**TEXT PROVIDED**
We don’t want to talk about Irene. With the notable exception of those poor folks on Lynwood, it’s pretty much old news. Some branches fell, and there were leaves everywhere, and some windows leaked, and everyone wound up with enough Cheez-Its and bottled water to last until the nuclear holocaust or 2012 or whatever it is we’re supposed to be living in fear of next.

We know all that. Like we said, we don’t want to talk about Irene. And we’re not really going to, so bear with us for, like, thirty seconds. The bottom line, aside from loving each other and remembering what’s really important, and taking time for yourself, is a three-dollar word: “post-factual.” In a time when you can cycle through weather.com and wunderground.com and accuweather.com in a merry-go-round of panicking predictions every thirty seconds and find different information on all three websites, you really have to wonder about the real value of most of our trusted news outlets. Because they’re all, obviously, to a certain extent, lying.

We don’t mean lying in the “wear your tin foil hats so the aliens won’t microwave your brain” sense of the word. We don’t really believe that, though we’d be lying if we said we don’t feel that embarrassing tinge of dread when, say, Family Radio, hands us a pamphlet in a subway station which says that the world is going to end in a week. Sure, they’re crazy, but someone out there is right, and who’s to say it’s not them? Because at any given moment there are at least several thousand conspiracies being broadcast on every network and station from here to Juneau, and all of them are trying to make us afraid of something.

That’s not to say we shouldn’t be afraid of hurricanes. Hurricanes can be devastating. But when, in the hours before the storm makes landfall in Connecticut, CNN runs a commercial during its coverage which features a sad camera moving slowly through a decimated house and ends with the words “State Farm” on a black screen, you have to wonder why we don’t have a well-publicized, impartial broadcast network. Because, duh, CNN has to sell advertising time and, duh, hurricanes spell sales spikes for bottled water and insurance and generators and Cheez-Its.

That’s all to say the obvious, which is that corporations want to make money, and they make money by convincing people they need their product, whether that’s up-to-the-second coverage of Irene or survival kits which come with enough Neosporin to disinfect the dance floor at Toad’s.

But we don’t really want to talk about Irene. Where this becomes dangerous for a bunch of young, smart, college-dwelling chums such as ourselves is when people try to sell us on what kinds of things we need to be knowing. “Now’s the time to invest in German.” “We hear Accounting is the way to go this quarter.”

**STORED DATA**
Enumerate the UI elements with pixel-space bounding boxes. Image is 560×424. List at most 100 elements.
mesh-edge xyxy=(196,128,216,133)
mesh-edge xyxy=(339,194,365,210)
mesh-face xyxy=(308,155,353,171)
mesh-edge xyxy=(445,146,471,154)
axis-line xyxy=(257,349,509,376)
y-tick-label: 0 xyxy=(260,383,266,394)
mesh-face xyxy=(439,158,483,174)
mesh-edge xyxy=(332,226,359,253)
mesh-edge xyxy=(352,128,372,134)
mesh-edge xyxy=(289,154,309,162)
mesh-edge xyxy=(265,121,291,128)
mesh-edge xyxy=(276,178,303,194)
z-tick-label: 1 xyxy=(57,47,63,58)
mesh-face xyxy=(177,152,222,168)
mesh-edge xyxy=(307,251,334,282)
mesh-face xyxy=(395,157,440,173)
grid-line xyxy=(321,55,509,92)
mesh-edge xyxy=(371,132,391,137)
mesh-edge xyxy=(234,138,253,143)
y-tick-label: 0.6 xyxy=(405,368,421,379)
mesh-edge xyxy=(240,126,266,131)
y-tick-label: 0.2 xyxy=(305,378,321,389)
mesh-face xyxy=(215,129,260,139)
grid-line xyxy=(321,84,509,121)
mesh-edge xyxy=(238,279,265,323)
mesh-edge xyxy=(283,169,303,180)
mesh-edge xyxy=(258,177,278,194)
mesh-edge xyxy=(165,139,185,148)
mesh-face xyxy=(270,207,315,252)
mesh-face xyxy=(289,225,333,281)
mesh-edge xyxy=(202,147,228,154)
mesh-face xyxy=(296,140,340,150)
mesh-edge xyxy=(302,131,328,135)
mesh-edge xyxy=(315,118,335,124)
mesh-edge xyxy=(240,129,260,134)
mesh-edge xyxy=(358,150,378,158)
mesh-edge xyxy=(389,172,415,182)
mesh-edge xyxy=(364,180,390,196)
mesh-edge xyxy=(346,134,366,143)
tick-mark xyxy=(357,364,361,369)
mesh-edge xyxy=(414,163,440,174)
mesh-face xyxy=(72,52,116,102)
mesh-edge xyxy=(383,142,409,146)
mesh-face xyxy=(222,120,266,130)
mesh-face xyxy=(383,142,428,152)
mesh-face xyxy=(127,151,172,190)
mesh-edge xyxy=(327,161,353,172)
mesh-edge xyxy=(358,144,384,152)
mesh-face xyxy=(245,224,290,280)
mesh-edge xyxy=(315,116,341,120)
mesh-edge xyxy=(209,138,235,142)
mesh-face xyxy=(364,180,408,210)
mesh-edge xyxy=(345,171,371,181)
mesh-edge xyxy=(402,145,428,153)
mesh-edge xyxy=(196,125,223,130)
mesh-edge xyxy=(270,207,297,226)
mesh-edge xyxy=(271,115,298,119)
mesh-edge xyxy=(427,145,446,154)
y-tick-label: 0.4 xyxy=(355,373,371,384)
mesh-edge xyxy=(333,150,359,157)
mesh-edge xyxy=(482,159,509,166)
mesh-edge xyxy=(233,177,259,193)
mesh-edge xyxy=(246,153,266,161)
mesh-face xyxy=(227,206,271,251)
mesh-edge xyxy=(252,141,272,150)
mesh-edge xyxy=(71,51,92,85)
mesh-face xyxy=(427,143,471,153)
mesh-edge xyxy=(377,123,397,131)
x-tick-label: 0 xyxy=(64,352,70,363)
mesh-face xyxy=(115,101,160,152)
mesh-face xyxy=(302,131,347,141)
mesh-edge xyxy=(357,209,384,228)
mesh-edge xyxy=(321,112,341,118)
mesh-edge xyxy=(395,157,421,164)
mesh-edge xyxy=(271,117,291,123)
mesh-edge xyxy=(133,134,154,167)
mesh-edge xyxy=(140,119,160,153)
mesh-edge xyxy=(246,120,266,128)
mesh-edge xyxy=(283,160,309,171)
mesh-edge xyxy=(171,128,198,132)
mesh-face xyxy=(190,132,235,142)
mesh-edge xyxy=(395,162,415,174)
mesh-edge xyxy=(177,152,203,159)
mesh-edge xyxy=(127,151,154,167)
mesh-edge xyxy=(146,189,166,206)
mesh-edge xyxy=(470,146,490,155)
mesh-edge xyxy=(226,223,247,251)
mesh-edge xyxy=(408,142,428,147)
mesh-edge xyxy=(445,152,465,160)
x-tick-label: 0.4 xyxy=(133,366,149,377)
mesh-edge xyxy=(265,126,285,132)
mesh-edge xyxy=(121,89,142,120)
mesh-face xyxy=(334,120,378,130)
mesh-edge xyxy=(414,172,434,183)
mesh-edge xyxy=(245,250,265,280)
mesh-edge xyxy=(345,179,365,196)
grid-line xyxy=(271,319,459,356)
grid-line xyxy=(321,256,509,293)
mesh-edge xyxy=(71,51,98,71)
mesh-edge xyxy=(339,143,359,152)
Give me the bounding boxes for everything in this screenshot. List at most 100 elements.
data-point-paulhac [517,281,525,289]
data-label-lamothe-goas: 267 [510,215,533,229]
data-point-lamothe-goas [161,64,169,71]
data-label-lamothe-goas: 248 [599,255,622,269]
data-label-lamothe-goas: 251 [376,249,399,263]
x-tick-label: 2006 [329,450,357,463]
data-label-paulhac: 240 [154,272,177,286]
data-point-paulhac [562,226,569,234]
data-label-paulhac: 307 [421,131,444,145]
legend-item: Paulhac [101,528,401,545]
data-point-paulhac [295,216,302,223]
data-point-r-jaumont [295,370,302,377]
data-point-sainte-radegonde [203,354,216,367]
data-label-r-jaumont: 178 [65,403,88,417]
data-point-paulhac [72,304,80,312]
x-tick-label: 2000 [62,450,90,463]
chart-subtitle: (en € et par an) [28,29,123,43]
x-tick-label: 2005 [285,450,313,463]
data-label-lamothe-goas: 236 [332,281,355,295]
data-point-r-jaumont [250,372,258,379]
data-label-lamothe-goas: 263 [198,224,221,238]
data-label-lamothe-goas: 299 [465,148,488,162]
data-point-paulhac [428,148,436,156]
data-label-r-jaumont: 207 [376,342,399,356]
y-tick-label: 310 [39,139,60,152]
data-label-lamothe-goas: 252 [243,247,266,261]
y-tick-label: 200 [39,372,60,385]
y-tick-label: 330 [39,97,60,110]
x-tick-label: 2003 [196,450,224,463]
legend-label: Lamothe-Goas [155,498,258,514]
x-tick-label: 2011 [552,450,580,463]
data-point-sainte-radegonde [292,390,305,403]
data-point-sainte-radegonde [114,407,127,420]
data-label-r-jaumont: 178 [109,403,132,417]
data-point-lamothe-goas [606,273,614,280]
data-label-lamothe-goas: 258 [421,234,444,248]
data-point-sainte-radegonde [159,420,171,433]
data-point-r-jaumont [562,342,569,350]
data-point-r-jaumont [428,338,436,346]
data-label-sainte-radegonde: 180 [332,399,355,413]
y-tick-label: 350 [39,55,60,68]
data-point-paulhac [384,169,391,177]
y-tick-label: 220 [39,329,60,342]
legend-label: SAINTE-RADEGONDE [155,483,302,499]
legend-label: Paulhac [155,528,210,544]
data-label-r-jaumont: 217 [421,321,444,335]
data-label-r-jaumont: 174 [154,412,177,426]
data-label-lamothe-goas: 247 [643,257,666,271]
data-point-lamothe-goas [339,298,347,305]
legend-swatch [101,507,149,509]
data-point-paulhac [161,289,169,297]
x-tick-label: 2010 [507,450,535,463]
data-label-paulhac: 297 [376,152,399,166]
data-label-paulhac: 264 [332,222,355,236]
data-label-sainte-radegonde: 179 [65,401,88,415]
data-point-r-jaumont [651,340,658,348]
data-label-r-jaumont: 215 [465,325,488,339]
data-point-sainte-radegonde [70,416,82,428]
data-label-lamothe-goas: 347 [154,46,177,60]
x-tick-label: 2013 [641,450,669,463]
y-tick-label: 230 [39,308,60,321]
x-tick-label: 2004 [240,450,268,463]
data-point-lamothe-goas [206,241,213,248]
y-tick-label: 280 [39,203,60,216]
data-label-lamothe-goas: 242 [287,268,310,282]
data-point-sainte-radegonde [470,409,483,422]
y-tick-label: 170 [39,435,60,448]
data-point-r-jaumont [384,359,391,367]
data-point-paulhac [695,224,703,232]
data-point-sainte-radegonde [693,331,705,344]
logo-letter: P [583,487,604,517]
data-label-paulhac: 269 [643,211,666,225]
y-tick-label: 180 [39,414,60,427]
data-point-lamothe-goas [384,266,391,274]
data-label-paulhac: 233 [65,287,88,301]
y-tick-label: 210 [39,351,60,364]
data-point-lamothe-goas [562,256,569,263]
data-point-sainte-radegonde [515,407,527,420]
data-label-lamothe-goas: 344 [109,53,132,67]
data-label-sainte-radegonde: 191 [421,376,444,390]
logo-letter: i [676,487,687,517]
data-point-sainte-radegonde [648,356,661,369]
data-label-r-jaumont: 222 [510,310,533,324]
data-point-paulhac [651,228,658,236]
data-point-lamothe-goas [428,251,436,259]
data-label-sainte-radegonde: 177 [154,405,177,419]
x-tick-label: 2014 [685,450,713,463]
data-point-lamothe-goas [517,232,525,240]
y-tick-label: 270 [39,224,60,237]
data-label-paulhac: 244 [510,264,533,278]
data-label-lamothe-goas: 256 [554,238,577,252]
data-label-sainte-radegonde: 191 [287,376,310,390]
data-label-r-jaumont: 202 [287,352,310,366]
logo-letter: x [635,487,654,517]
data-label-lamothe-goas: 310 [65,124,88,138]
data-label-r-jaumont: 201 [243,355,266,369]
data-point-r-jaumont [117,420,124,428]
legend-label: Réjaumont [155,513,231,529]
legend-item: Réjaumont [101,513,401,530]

**THINGS TO DO**
**A.** In the piece about Hurricane Irene and news coverage, what company name appears on a black screen at the end of the commercial CNN ran during its storm coverage?
**B.** Carry on writing the piece about Hurricane Irene and news coverage, beginning right after its final sentence.

**RESPONSE LIST**
**A.** State Farm

**B.**
We don’t want to be sanctimonious or condescending, because we do it, too. We look at Microeconomics while bluebooking and think, “Oh, yeah, we should know about that.” But we don’t fucking LIKE Microeconomics, you guys! And while we’re sure it’s super useful and interesting if you like Microeconomics, we no longer live in a world where you actually need to know as much as, say, your aunt did when she was our age. Because information becomes increasingly accessible literally every day. We’ve heard that in the next year or so, there will be computer chips that you can stick behind your ear that can help you cook like Remy in Ratatouille. Okay not really but you get the point.

We don’t want doctors Googling “how to find the aorta” in the middle of surgery, you guys. But just because we’re smart doesn’t mean there’s some extra burden for us to learn some foundational texts or whatever. Because foundational for what, you guys? Are we on the same page here? The post-factual page we mean, now.

We’re sure CNN was trying to protect us. It’s nice. It’s real nice, CNN. Kudos CNN. But you also really want money, CNN. So do textbook companies. And while a lot of older people don’t want our money and genuinely want the next generation to be awesome and intelligent and well-read, a lot of them probably don’t know what “post-factual” means and don’t believe that you don’t really need that one specific collection of books to be a real person.

The classics are important, you guys. So are doctors. And CNN. Really! But as you’re shopping, be courageous. Because despite what they say in the Situation Room, the future will have its major, dire problems and the future will be fine.